- _WORK TO BE COMPLETED_
Find the line that contains "Read out every word on this page.". Output it and every line after it to the end of the records, exactly as they appear.

- _RECORDS PROVIDED_
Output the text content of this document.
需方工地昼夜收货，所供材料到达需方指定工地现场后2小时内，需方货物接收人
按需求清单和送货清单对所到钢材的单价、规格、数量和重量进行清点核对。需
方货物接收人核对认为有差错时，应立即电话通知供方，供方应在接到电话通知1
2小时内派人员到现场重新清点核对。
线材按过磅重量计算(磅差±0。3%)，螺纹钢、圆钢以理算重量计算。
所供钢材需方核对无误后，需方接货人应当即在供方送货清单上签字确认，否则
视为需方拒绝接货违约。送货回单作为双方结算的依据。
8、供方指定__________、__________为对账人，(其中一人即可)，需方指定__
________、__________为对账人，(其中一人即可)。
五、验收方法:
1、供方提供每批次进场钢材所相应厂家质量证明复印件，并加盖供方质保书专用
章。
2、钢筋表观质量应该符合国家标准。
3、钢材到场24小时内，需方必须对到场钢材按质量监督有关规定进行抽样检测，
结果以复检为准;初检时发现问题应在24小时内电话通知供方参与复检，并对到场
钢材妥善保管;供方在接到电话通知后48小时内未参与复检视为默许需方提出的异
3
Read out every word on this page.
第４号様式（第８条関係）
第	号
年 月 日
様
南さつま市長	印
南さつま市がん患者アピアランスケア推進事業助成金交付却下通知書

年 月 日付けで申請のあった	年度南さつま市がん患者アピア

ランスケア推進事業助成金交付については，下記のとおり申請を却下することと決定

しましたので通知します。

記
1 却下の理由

- _RESULT OF THE TASK_
Read out every word on this page.
第４号様式（第８条関係）
第	号
年 月 日
様
南さつま市長	印
南さつま市がん患者アピアランスケア推進事業助成金交付却下通知書

年 月 日付けで申請のあった	年度南さつま市がん患者アピア

ランスケア推進事業助成金交付については，下記のとおり申請を却下することと決定

しましたので通知します。

記
1 却下の理由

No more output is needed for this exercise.